[EXERCISE DESCRIPTION]: Tally the lines that contain the string "Сведения" and state that total without comment.

[SUPPLIED ENTRIES]:
··········

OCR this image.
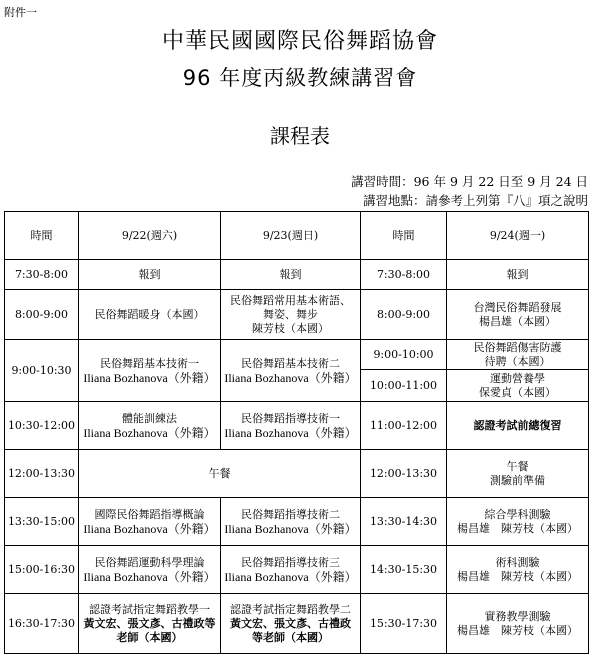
附件一
中華民國國際民俗舞蹈協會
96 年度丙級教練講習會
課程表
講習時間：96 年 9 月 22 日至 9 月 24 日
講習地點：請參考上列第『八』項之說明
時間	9/22(週六)	9/23(週日)	時間	9/24(週一)
7:30-8:00	報到	報到	7:30-8:00	報到
8:00-9:00	民俗舞蹈暖身（本國）	民俗舞蹈常用基本術語、
舞姿、舞步
陳芳枝（本國）	8:00-9:00	台灣民俗舞蹈發展
楊昌雄（本國）

9:00-10:30	民俗舞蹈基本技術一
Iliana Bozhanova（外籍）	民俗舞蹈基本技術二
Iliana Bozhanova（外籍）	9:00-10:00	民俗舞蹈傷害防護
待聘（本國）

			10:00-11:00	運動營養學
保愛貞（本國）

10:30-12:00	體能訓練法
Iliana Bozhanova（外籍）	民俗舞蹈指導技術一
Iliana Bozhanova（外籍）	11:00-12:00	認證考試前總復習
12:00-13:30	午餐		12:00-13:30	午餐
測驗前準備

13:30-15:00	國際民俗舞蹈指導概論
Iliana Bozhanova（外籍）	民俗舞蹈指導技術二
Iliana Bozhanova（外籍）	13:30-14:30	綜合學科測驗
楊昌雄　陳芳枝（本國）

15:00-16:30	民俗舞蹈運動科學理論
Iliana Bozhanova（外籍）	民俗舞蹈指導技術三
Iliana Bozhanova（外籍）	14:30-15:30	術科測驗
楊昌雄　陳芳枝（本國）

16:30-17:30	認證考試指定舞蹈教學一
黃文宏、張文彥、古禮政等
老師（本國）	認證考試指定舞蹈教學二
黃文宏、張文彥、古禮政
等老師（本國）	15:30-17:30	實務教學測驗
楊昌雄　陳芳枝（本國）
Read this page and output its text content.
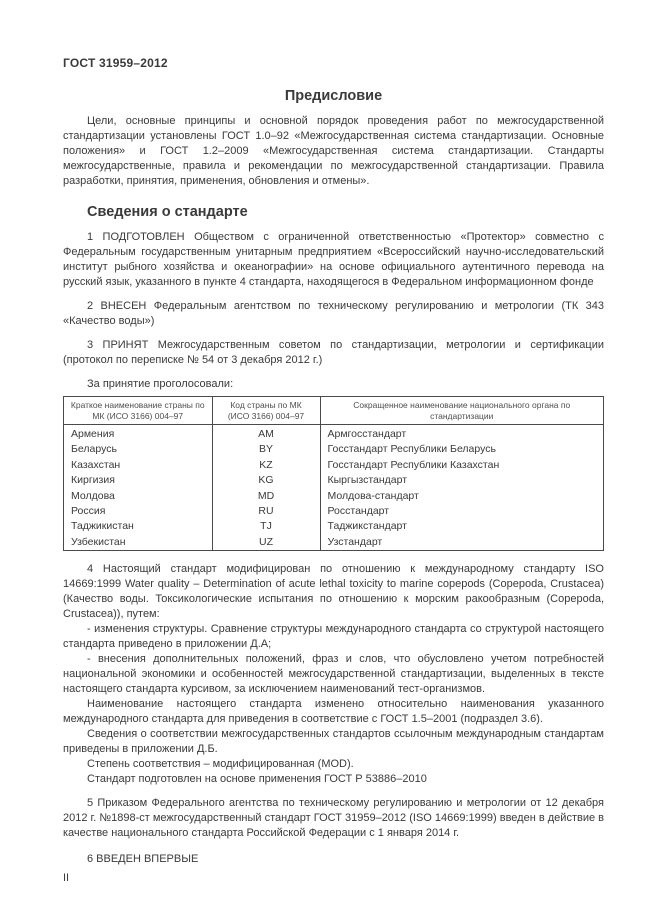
ГОСТ 31959–2012
Предисловие

Цели, основные принципы и основной порядок проведения работ по межгосударственной стандартизации установлены ГОСТ 1.0–92 «Межгосударственная система стандартизации. Основные положения» и ГОСТ 1.2–2009 «Межгосударственная система стандартизации. Стандарты межгосударственные, правила и рекомендации по межгосударственной стандартизации. Правила разработки, принятия, применения, обновления и отмены».

Сведения о стандарте

1 ПОДГОТОВЛЕН Обществом с ограниченной ответственностью «Протектор» совместно с Федеральным государственным унитарным предприятием «Всероссийский научно-исследовательский институт рыбного хозяйства и океанографии» на основе официального аутентичного перевода на русский язык, указанного в пункте 4 стандарта, находящегося в Федеральном информационном фонде

2 ВНЕСЕН Федеральным агентством по техническому регулированию и метрологии (ТК 343 «Качество воды»)

3 ПРИНЯТ Межгосударственным советом по стандартизации, метрологии и сертификации (протокол по переписке № 54 от 3 декабря 2012 г.)

За принятие проголосовали:
Краткое наименование страны по МК (ИСО 3166) 004–97	Код страны по МК (ИСО 3166) 004–97	Сокращенное наименование национального органа по стандартизации
Армения	AM	Армгосстандарт
Беларусь	BY	Госстандарт Республики Беларусь
Казахстан	KZ	Госстандарт Республики Казахстан
Киргизия	KG	Кыргызстандарт
Молдова	MD	Молдова-стандарт
Россия	RU	Росстандарт
Таджикистан	TJ	Таджикстандарт
Узбекистан	UZ	Узстандарт

4 Настоящий стандарт модифицирован по отношению к международному стандарту ISO 14669:1999 Water quality – Determination of acute lethal toxicity to marine copepods (Copepoda, Crustacea) (Качество воды. Токсикологические испытания по отношению к морским ракообразным (Copepoda, Crustacea)), путем:

- изменения структуры. Сравнение структуры международного стандарта со структурой настоящего стандарта приведено в приложении Д.А;

- внесения дополнительных положений, фраз и слов, что обусловлено учетом потребностей национальной экономики и особенностей межгосударственной стандартизации, выделенных в тексте настоящего стандарта курсивом, за исключением наименований тест-организмов.

Наименование настоящего стандарта изменено относительно наименования указанного международного стандарта для приведения в соответствие с ГОСТ 1.5–2001 (подраздел 3.6).

Сведения о соответствии межгосударственных стандартов ссылочным международным стандартам приведены в приложении Д.Б.

Степень соответствия – модифицированная (MOD).

Стандарт подготовлен на основе применения ГОСТ Р 53886–2010

5 Приказом Федерального агентства по техническому регулированию и метрологии от 12 декабря 2012 г. №1898-ст межгосударственный стандарт ГОСТ 31959–2012 (ISO 14669:1999) введен в действие в качестве национального стандарта Российской Федерации с 1 января 2014 г.

6 ВВЕДЕН ВПЕРВЫЕ

II
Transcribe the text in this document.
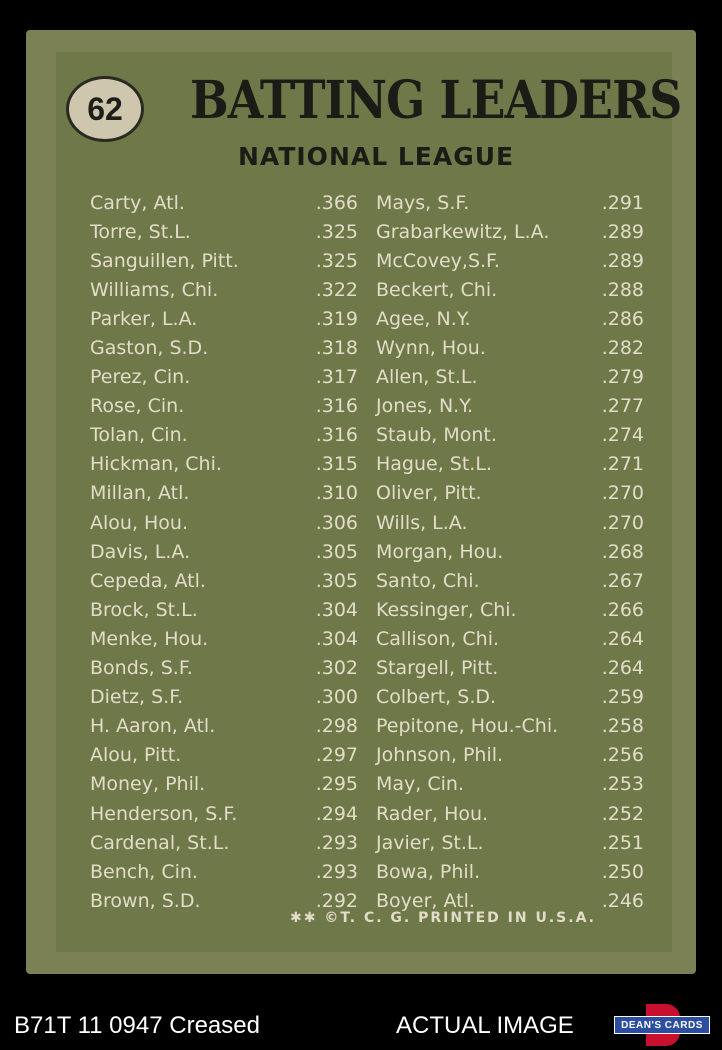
62 BATTING LEADERS
NATIONAL LEAGUE
Carty, Atl.	.366
Torre, St.L.	.325
Sanguillen, Pitt.	.325
Williams, Chi.	.322
Parker, L.A.	.319
Gaston, S.D.	.318
Perez, Cin.	.317
Rose, Cin.	.316
Tolan, Cin.	.316
Hickman, Chi.	.315
Millan, Atl.	.310
Alou, Hou.	.306
Davis, L.A.	.305
Cepeda, Atl.	.305
Brock, St.L.	.304
Menke, Hou.	.304
Bonds, S.F.	.302
Dietz, S.F.	.300
H. Aaron, Atl.	.298
Alou, Pitt.	.297
Money, Phil.	.295
Henderson, S.F.	.294
Cardenal, St.L.	.293
Bench, Cin.	.293
Brown, S.D.	.292
Mays, S.F.	.291
Grabarkewitz, L.A.	.289
McCovey,S.F.	.289
Beckert, Chi.	.288
Agee, N.Y.	.286
Wynn, Hou.	.282
Allen, St.L.	.279
Jones, N.Y.	.277
Staub, Mont.	.274
Hague, St.L.	.271
Oliver, Pitt.	.270
Wills, L.A.	.270
Morgan, Hou.	.268
Santo, Chi.	.267
Kessinger, Chi.	.266
Callison, Chi.	.264
Stargell, Pitt.	.264
Colbert, S.D.	.259
Pepitone, Hou.-Chi. .258
Johnson, Phil.	.256
May, Cin.	.253
Rader, Hou.	.252
Javier, St.L.	.251
Bowa, Phil.	.250
Boyer, Atl.	.246
✱✱ ©T. C. G. PRINTED IN U.S.A.
B71T 11 0947 Creased	ACTUAL IMAGE	DEAN'S CARDS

··········

[RESPONSE FOR THIS EXERCISE]: 2